(Collection entries)

--

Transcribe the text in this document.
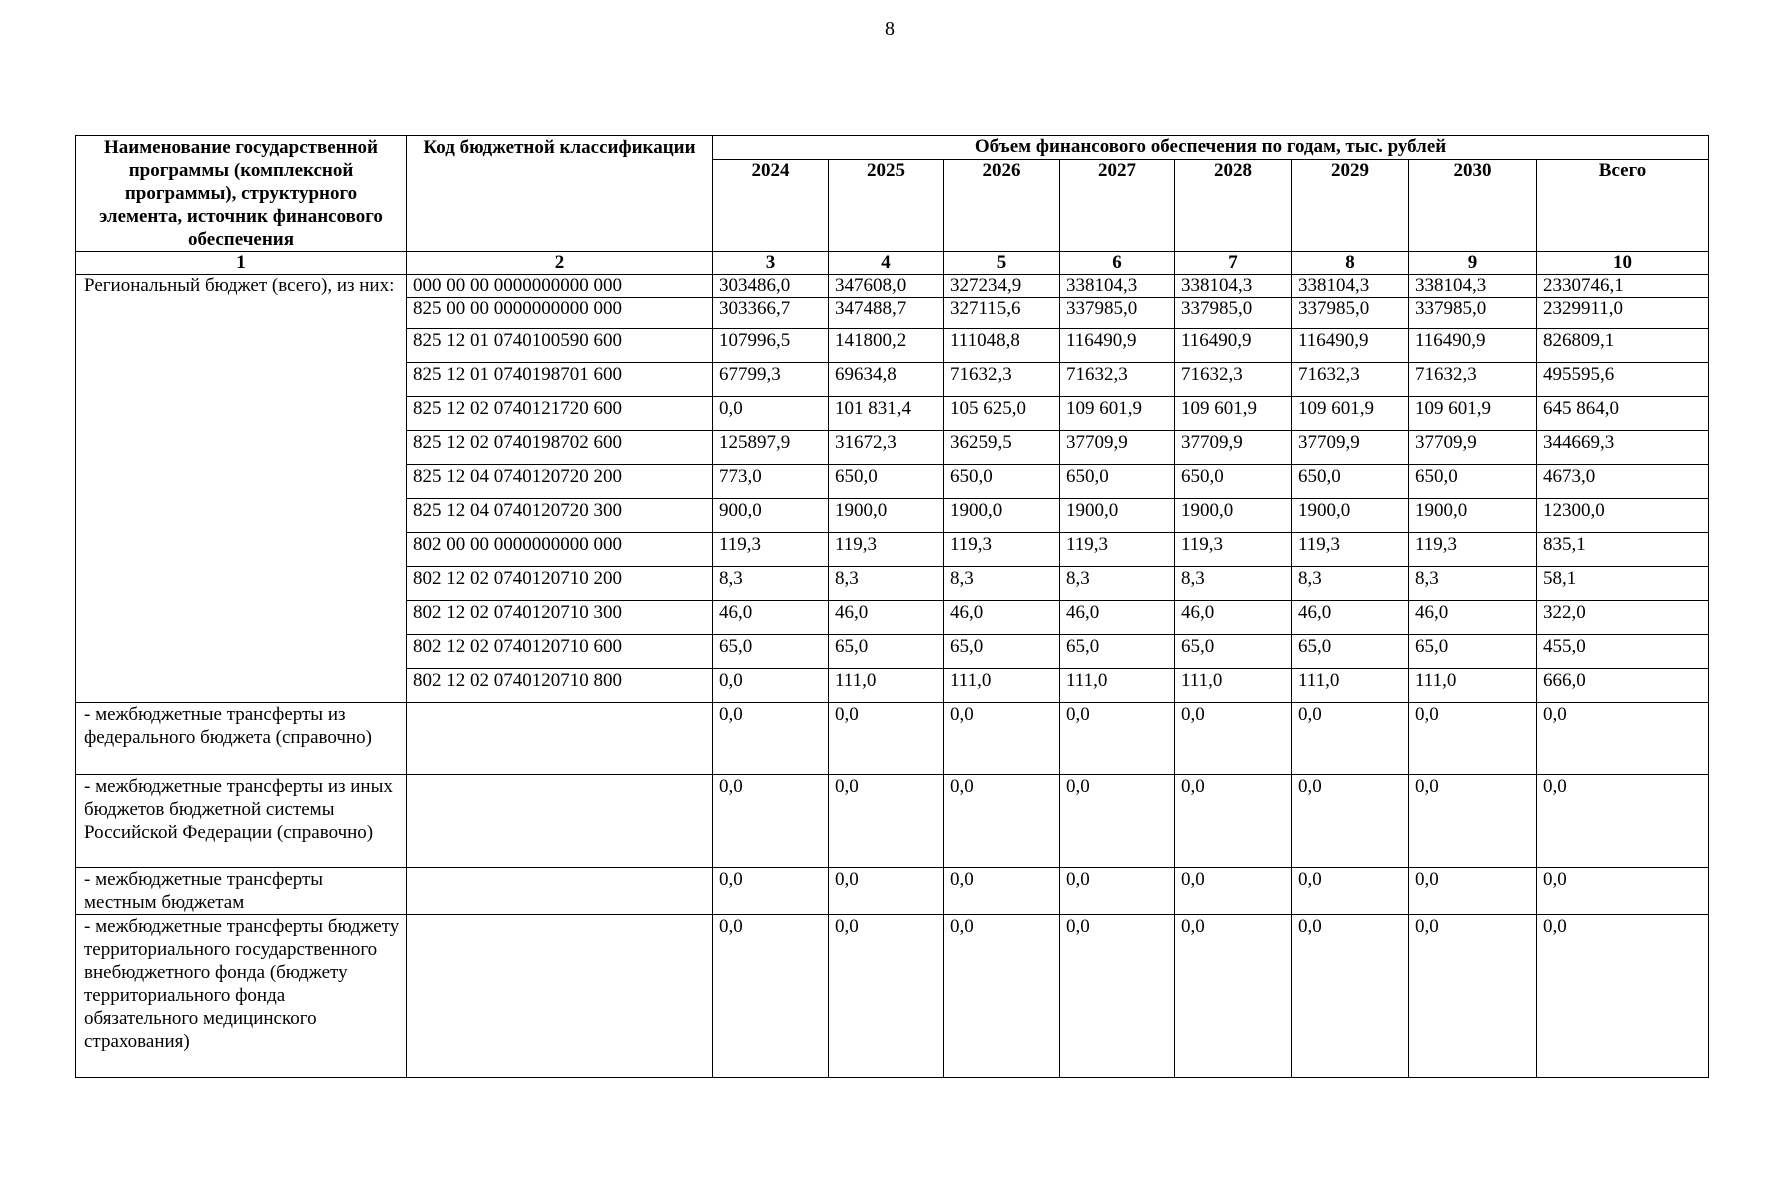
8
Наименование государственной программы (комплексной программы), структурного элемента, источник финансового обеспечения	Код бюджетной классификации	Объем финансового обеспечения по годам, тыс. рублей							
		2024	2025	2026	2027	2028	2029	2030	Всего
1	2	3	4	5	6	7	8	9	10
Региональный бюджет (всего), из них:	000 00 00 0000000000 000	303486,0	347608,0	327234,9	338104,3	338104,3	338104,3	338104,3	2330746,1
	825 00 00 0000000000 000	303366,7	347488,7	327115,6	337985,0	337985,0	337985,0	337985,0	2329911,0
	825 12 01 0740100590 600	107996,5	141800,2	111048,8	116490,9	116490,9	116490,9	116490,9	826809,1
	825 12 01 0740198701 600	67799,3	69634,8	71632,3	71632,3	71632,3	71632,3	71632,3	495595,6
	825 12 02 0740121720 600	0,0	101 831,4	105 625,0	109 601,9	109 601,9	109 601,9	109 601,9	645 864,0
	825 12 02 0740198702 600	125897,9	31672,3	36259,5	37709,9	37709,9	37709,9	37709,9	344669,3
	825 12 04 0740120720 200	773,0	650,0	650,0	650,0	650,0	650,0	650,0	4673,0
	825 12 04 0740120720 300	900,0	1900,0	1900,0	1900,0	1900,0	1900,0	1900,0	12300,0
	802 00 00 0000000000 000	119,3	119,3	119,3	119,3	119,3	119,3	119,3	835,1
	802 12 02 0740120710 200	8,3	8,3	8,3	8,3	8,3	8,3	8,3	58,1
	802 12 02 0740120710 300	46,0	46,0	46,0	46,0	46,0	46,0	46,0	322,0
	802 12 02 0740120710 600	65,0	65,0	65,0	65,0	65,0	65,0	65,0	455,0
	802 12 02 0740120710 800	0,0	111,0	111,0	111,0	111,0	111,0	111,0	666,0
- межбюджетные трансферты из федерального бюджета (справочно)		0,0	0,0	0,0	0,0	0,0	0,0	0,0	0,0
- межбюджетные трансферты из иных бюджетов бюджетной системы Российской Федерации (справочно)		0,0	0,0	0,0	0,0	0,0	0,0	0,0	0,0
- межбюджетные трансферты местным бюджетам		0,0	0,0	0,0	0,0	0,0	0,0	0,0	0,0
- межбюджетные трансферты бюджету территориального государственного внебюджетного фонда (бюджету территориального фонда обязательного медицинского страхования)		0,0	0,0	0,0	0,0	0,0	0,0	0,0	0,0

--

- **Task goal**:
Make an exact copy of every record, pictures excluded.

- **Complete answer**:
Transcribe the text in this document.
8
Наименование государственной программы (комплексной программы), структурного элемента, источник финансового обеспечения	Код бюджетной классификации	Объем финансового обеспечения по годам, тыс. рублей							
		2024	2025	2026	2027	2028	2029	2030	Всего
1	2	3	4	5	6	7	8	9	10
Региональный бюджет (всего), из них:	000 00 00 0000000000 000	303486,0	347608,0	327234,9	338104,3	338104,3	338104,3	338104,3	2330746,1
	825 00 00 0000000000 000	303366,7	347488,7	327115,6	337985,0	337985,0	337985,0	337985,0	2329911,0
	825 12 01 0740100590 600	107996,5	141800,2	111048,8	116490,9	116490,9	116490,9	116490,9	826809,1
	825 12 01 0740198701 600	67799,3	69634,8	71632,3	71632,3	71632,3	71632,3	71632,3	495595,6
	825 12 02 0740121720 600	0,0	101 831,4	105 625,0	109 601,9	109 601,9	109 601,9	109 601,9	645 864,0
	825 12 02 0740198702 600	125897,9	31672,3	36259,5	37709,9	37709,9	37709,9	37709,9	344669,3
	825 12 04 0740120720 200	773,0	650,0	650,0	650,0	650,0	650,0	650,0	4673,0
	825 12 04 0740120720 300	900,0	1900,0	1900,0	1900,0	1900,0	1900,0	1900,0	12300,0
	802 00 00 0000000000 000	119,3	119,3	119,3	119,3	119,3	119,3	119,3	835,1
	802 12 02 0740120710 200	8,3	8,3	8,3	8,3	8,3	8,3	8,3	58,1
	802 12 02 0740120710 300	46,0	46,0	46,0	46,0	46,0	46,0	46,0	322,0
	802 12 02 0740120710 600	65,0	65,0	65,0	65,0	65,0	65,0	65,0	455,0
	802 12 02 0740120710 800	0,0	111,0	111,0	111,0	111,0	111,0	111,0	666,0
- межбюджетные трансферты из федерального бюджета (справочно)		0,0	0,0	0,0	0,0	0,0	0,0	0,0	0,0
- межбюджетные трансферты из иных бюджетов бюджетной системы Российской Федерации (справочно)		0,0	0,0	0,0	0,0	0,0	0,0	0,0	0,0
- межбюджетные трансферты местным бюджетам		0,0	0,0	0,0	0,0	0,0	0,0	0,0	0,0
- межбюджетные трансферты бюджету территориального государственного внебюджетного фонда (бюджету территориального фонда обязательного медицинского страхования)		0,0	0,0	0,0	0,0	0,0	0,0	0,0	0,0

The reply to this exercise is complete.